- [SET PROBLEM]
Search the material below for the word "title". Copy every line that has it.

(Dataset excerpt)
-*-*-

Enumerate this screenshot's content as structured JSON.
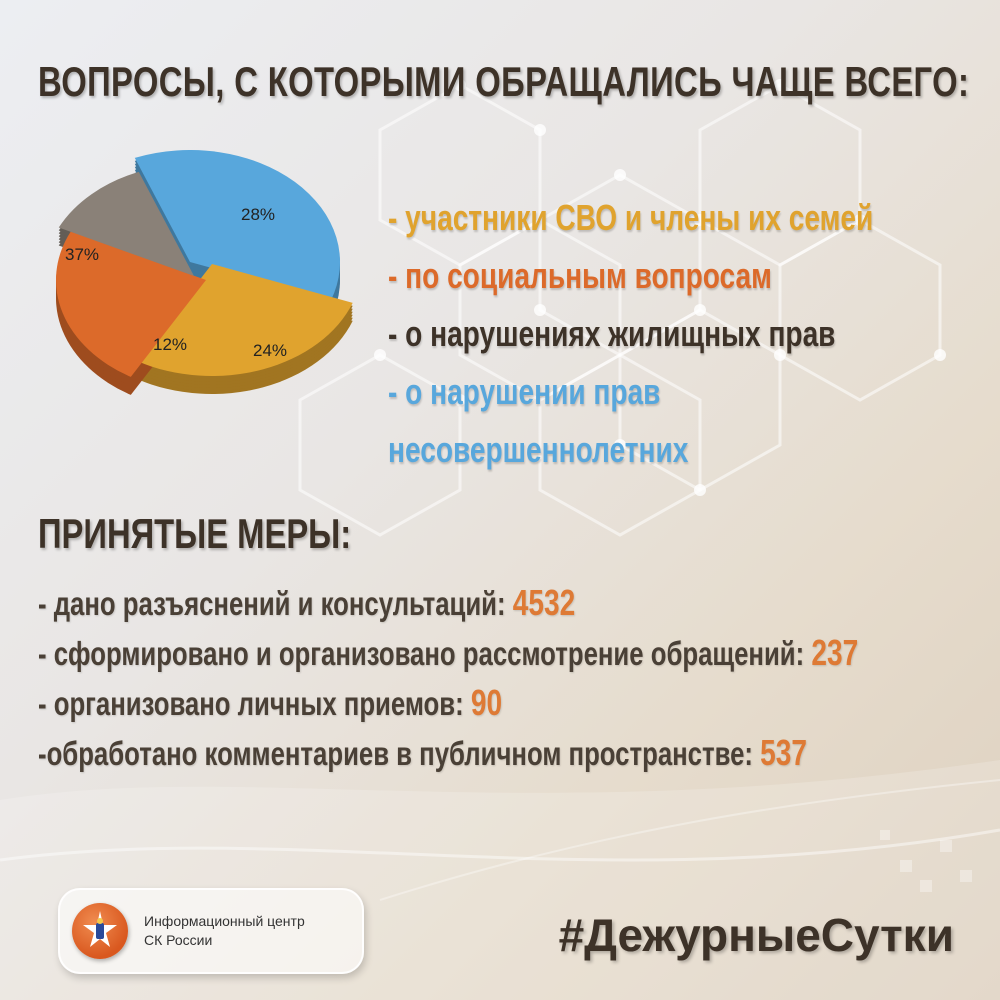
{
  "title": "ВОПРОСЫ, С КОТОРЫМИ ОБРАЩАЛИСЬ ЧАЩЕ ВСЕГО:",
  "colors": {
    "participants": "#e0a32e",
    "social": "#dc6a2a",
    "housing": "#8a8178",
    "minors": "#58a7dc",
    "accent_value": "#de7a35",
    "heading": "#3d3228"
  },
  "chart_data": {
    "type": "pie",
    "slices": [
      {
        "label": "- участники СВО и члены их семей",
        "value": 28,
        "value_label": "28%",
        "color": "#e0a32e"
      },
      {
        "label": "- по социальным вопросам",
        "value": 24,
        "value_label": "24%",
        "color": "#dc6a2a"
      },
      {
        "label": "- о нарушениях жилищных прав",
        "value": 12,
        "value_label": "12%",
        "color": "#8a8178"
      },
      {
        "label": "- о нарушении прав несовершеннолетних",
        "value": 37,
        "value_label": "37%",
        "color": "#58a7dc"
      }
    ]
  },
  "legend": {
    "item1": "- участники СВО и члены их семей",
    "item2": "- по социальным вопросам",
    "item3": "- о нарушениях жилищных прав",
    "item4_line1": "- о нарушении прав",
    "item4_line2": "несовершеннолетних"
  },
  "measures": {
    "title": "ПРИНЯТЫЕ МЕРЫ:",
    "items": [
      {
        "label": "- дано разъяснений и консультаций:",
        "value": "4532"
      },
      {
        "label": "- сформировано и организовано рассмотрение обращений:",
        "value": "237"
      },
      {
        "label": "- организовано личных приемов:",
        "value": "90"
      },
      {
        "label": "-обработано комментариев в публичном пространстве:",
        "value": "537"
      }
    ]
  },
  "footer": {
    "org_line1": "Информационный центр",
    "org_line2": "СК России",
    "logo_icon": "emblem-icon",
    "hashtag": "#ДежурныеСутки"
  }
}
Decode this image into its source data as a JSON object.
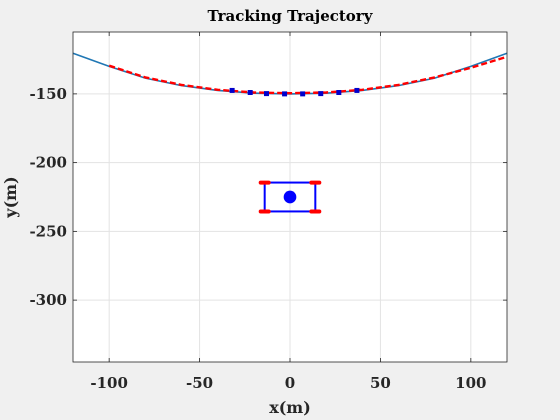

-*-*-

- [ANSWER TO THE TASK]
  "title": "ВОПРОСЫ, С КОТОРЫМИ ОБРАЩАЛИСЬ ЧАЩЕ ВСЕГО:",
    "title": "ПРИНЯТЫЕ МЕРЫ:",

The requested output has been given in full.